- TASK PROMPT:
Using the material below, copy every line where "موجودیت" appears.

____________

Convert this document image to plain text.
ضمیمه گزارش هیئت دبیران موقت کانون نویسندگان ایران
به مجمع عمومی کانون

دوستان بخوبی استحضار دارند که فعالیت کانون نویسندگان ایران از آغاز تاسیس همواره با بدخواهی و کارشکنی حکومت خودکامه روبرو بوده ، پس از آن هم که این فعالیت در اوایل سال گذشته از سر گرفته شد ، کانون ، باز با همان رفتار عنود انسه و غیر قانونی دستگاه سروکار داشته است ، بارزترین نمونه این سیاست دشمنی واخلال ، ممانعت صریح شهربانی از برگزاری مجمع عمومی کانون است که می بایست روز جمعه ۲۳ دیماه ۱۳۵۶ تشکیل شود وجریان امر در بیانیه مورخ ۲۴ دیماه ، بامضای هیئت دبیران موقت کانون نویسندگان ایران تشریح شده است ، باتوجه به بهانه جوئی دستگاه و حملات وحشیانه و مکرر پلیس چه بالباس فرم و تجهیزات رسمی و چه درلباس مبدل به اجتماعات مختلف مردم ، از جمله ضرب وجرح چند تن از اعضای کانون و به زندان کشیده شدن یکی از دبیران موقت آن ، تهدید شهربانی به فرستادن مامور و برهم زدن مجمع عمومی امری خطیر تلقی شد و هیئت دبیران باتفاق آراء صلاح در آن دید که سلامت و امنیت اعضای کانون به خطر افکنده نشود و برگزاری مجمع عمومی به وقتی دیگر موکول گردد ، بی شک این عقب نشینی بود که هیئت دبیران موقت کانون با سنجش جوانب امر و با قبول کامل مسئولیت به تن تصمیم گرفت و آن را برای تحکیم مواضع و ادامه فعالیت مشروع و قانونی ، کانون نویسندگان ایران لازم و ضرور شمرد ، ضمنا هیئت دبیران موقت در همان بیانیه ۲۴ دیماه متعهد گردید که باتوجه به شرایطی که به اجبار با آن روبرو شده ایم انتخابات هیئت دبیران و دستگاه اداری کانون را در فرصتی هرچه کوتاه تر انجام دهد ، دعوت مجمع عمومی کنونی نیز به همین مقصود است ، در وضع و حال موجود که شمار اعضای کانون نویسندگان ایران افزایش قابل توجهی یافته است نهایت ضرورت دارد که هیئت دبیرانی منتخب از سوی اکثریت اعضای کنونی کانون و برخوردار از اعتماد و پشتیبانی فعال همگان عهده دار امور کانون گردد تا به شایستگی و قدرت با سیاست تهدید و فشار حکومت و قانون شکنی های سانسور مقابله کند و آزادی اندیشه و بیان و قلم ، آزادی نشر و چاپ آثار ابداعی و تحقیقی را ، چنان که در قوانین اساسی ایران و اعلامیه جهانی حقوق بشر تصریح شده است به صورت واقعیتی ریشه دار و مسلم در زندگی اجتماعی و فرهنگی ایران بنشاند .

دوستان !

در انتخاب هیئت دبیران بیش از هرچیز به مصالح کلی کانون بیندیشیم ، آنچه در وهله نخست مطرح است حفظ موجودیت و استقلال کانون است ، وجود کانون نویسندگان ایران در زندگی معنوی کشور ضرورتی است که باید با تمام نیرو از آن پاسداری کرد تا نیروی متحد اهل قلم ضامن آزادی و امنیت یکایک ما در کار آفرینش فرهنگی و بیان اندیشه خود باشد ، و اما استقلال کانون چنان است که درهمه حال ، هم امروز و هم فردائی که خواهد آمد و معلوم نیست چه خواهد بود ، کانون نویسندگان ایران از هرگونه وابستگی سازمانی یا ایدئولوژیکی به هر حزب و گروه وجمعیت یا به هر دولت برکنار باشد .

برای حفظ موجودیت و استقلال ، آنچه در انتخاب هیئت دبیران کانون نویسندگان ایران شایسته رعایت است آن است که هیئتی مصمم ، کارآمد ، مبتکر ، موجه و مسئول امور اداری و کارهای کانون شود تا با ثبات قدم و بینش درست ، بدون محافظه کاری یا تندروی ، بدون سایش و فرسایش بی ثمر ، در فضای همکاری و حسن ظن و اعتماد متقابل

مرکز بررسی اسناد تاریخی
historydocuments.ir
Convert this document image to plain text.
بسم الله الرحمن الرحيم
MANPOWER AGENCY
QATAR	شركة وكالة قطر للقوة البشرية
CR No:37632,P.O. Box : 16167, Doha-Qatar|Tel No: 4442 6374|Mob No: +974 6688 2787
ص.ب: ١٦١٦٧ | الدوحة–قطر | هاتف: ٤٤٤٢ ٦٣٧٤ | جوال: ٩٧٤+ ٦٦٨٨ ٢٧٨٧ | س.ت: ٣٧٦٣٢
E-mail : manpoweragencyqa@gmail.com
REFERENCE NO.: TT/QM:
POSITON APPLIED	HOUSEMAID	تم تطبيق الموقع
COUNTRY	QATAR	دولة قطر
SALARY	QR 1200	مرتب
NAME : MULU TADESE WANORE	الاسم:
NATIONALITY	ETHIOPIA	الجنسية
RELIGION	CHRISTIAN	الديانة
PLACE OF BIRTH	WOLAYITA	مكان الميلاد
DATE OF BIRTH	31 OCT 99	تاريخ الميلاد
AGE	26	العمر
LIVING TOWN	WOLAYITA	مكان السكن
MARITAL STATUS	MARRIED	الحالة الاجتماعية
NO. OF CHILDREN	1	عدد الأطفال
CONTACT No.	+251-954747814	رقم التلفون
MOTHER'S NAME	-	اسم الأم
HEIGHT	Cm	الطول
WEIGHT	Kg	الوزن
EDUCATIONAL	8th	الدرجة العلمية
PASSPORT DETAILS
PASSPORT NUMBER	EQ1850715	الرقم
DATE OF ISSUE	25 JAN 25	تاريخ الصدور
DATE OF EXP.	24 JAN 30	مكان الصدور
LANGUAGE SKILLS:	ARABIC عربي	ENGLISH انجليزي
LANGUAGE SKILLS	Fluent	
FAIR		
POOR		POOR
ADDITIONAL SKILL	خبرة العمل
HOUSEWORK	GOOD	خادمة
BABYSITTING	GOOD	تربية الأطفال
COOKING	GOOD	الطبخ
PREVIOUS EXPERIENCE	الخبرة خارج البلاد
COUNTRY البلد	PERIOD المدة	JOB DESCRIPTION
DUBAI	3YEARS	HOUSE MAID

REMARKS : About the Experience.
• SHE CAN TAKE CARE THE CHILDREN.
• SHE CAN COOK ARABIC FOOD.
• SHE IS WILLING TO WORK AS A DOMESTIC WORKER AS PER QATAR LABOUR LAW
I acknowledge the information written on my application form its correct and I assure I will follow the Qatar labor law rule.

____________

- SOLUTION TO THIS EXERCISE:
در انتخاب هیئت دبیران بیش از هرچیز به مصالح کلی کانون بیندیشیم ، آنچه در وهله نخست مطرح است حفظ موجودیت و استقلال کانون است ، وجود کانون نویسندگان ایران در زندگی معنوی کشور ضرورتی است که باید با تمام نیرو از آن پاسداری کرد تا نیروی متحد اهل قلم ضامن آزادی و امنیت یکایک ما در کار آفرینش فرهنگی و بیان اندیشه خود باشد ، و اما استقلال کانون چنان است که درهمه حال ، هم امروز و هم فردائی که خواهد آمد و معلوم نیست چه خواهد بود ، کانون نویسندگان ایران از هرگونه وابستگی سازمانی یا ایدئولوژیکی به هر حزب و گروه وجمعیت یا به هر دولت برکنار باشد .
برای حفظ موجودیت و استقلال ، آنچه در انتخاب هیئت دبیران کانون نویسندگان ایران شایسته رعایت است آن است که هیئتی مصمم ، کارآمد ، مبتکر ، موجه و مسئول امور اداری و کارهای کانون شود تا با ثبات قدم و بینش درست ، بدون محافظه کاری یا تندروی ، بدون سایش و فرسایش بی ثمر ، در فضای همکاری و حسن ظن و اعتماد متقابل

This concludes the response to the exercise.